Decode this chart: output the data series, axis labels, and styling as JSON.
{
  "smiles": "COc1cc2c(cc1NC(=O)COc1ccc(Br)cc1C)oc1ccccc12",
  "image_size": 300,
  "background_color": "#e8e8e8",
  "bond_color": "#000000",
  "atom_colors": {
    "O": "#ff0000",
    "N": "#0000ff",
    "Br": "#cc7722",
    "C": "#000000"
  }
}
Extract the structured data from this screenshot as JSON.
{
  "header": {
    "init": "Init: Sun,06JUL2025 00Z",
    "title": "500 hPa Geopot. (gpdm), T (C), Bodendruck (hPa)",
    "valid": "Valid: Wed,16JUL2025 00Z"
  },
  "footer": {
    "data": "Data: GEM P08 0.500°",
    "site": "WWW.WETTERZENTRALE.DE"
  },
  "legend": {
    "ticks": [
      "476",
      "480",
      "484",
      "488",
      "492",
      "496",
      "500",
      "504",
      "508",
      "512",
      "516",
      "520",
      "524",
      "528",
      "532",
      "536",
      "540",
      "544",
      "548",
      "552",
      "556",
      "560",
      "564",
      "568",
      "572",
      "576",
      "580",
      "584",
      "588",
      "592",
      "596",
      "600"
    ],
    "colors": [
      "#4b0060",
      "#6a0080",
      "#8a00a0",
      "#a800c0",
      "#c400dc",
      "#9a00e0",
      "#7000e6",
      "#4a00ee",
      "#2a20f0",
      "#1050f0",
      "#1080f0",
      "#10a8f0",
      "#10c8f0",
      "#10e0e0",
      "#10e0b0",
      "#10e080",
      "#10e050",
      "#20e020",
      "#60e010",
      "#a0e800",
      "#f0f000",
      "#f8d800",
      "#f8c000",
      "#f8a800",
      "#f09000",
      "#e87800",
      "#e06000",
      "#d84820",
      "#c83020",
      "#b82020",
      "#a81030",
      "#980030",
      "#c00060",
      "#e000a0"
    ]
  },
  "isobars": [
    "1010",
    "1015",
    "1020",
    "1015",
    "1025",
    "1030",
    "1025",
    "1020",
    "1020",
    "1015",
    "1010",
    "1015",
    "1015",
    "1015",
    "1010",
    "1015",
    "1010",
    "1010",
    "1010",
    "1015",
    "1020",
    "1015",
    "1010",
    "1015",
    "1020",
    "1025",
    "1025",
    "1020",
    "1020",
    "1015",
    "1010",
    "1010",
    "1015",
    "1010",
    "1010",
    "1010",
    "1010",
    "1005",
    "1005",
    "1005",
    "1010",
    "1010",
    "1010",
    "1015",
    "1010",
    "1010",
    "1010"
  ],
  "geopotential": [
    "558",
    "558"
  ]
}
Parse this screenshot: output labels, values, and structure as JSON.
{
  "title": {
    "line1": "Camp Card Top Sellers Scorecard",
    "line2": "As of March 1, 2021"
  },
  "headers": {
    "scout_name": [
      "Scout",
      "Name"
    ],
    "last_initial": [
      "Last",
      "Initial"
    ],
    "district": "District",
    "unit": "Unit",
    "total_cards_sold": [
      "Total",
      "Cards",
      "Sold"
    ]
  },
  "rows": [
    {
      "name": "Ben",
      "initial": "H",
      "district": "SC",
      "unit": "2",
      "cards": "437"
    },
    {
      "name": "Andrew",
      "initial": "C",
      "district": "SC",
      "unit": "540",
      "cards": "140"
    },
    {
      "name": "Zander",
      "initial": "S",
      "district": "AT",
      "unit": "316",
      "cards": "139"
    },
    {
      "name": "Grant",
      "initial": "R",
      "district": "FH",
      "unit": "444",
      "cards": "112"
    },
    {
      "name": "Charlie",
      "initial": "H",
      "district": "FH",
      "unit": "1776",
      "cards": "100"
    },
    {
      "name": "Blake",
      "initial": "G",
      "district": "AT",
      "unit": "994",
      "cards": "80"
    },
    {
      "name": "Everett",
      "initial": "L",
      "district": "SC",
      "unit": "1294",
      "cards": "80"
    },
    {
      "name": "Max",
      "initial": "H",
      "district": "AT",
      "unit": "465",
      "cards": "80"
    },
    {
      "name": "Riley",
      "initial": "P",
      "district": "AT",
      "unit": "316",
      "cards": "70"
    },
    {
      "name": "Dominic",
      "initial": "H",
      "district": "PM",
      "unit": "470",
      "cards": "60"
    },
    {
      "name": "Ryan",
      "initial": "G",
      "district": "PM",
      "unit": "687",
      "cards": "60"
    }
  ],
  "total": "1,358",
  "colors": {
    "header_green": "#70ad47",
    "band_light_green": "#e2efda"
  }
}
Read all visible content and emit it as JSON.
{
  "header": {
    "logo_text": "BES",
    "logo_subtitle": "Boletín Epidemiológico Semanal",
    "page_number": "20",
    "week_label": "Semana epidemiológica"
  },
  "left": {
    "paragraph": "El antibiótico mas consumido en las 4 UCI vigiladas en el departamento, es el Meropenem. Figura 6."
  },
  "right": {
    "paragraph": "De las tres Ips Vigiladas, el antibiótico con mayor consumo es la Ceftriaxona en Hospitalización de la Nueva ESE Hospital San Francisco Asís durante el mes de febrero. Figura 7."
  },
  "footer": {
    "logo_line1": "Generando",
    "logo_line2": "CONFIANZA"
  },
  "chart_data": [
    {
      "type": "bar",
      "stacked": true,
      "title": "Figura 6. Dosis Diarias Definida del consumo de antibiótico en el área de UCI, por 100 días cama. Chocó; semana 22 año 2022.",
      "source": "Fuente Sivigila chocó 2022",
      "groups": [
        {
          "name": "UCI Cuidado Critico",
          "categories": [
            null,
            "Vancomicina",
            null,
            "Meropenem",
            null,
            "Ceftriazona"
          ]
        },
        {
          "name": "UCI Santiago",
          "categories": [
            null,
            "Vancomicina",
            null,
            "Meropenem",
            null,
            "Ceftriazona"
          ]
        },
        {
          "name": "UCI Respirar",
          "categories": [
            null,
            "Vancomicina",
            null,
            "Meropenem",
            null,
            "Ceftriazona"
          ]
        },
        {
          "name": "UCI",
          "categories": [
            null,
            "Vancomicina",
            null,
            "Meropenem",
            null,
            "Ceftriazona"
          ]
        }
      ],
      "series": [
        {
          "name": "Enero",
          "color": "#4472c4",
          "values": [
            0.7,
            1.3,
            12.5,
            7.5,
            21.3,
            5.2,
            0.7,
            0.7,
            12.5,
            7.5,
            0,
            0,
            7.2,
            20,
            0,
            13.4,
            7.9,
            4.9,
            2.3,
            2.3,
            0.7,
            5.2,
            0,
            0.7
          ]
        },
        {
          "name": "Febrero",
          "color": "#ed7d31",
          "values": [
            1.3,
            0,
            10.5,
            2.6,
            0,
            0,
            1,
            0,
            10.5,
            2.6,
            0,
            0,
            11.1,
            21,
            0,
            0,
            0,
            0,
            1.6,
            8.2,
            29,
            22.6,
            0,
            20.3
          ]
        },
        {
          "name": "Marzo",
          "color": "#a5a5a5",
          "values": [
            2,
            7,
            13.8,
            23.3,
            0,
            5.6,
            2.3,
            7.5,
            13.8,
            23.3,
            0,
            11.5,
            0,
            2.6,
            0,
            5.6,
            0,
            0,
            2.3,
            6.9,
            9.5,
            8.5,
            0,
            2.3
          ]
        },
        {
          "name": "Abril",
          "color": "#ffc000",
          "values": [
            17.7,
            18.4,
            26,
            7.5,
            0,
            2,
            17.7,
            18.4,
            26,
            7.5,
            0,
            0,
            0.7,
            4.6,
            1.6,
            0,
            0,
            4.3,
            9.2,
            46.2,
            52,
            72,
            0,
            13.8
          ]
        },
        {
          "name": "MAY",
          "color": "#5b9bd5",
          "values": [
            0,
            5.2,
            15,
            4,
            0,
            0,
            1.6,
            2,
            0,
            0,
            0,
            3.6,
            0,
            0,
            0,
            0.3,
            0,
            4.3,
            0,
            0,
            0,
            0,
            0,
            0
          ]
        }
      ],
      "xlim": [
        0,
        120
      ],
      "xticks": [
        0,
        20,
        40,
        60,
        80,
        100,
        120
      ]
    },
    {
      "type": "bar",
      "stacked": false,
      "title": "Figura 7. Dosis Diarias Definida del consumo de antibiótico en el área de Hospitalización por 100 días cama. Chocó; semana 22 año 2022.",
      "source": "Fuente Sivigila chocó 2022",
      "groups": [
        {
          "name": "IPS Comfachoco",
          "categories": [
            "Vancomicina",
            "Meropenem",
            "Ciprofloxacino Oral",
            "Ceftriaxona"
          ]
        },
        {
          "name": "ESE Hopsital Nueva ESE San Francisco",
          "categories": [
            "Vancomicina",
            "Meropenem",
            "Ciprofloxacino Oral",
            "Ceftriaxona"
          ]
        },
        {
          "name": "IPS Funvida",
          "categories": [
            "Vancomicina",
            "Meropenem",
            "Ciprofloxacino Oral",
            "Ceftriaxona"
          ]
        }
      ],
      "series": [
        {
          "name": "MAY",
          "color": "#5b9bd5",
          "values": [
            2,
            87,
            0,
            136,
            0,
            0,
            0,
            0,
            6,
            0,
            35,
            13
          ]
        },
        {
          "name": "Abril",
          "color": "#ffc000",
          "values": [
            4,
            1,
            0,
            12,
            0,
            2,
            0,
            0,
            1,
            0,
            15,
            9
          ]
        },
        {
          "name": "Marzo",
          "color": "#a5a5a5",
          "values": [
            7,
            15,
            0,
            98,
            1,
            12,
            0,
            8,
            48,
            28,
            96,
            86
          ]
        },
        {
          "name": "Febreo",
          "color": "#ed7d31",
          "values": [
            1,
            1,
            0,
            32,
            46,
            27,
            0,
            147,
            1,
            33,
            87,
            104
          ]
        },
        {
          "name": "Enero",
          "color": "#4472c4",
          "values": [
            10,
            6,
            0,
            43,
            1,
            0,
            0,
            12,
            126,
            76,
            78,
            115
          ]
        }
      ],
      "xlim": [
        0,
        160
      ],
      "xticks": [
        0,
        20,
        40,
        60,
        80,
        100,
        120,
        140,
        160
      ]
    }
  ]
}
_ _ _ _ _ _ _
| What is required |
List all lines in the material containing the string "Nueva".

| Response to this task |
    "paragraph": "De las tres Ips Vigiladas, el antibiótico con mayor consumo es la Ceftriaxona en Hospitalización de la Nueva ESE Hospital San Francisco Asís durante el mes de febrero. Figura 7."
          "name": "ESE Hopsital Nueva ESE San Francisco",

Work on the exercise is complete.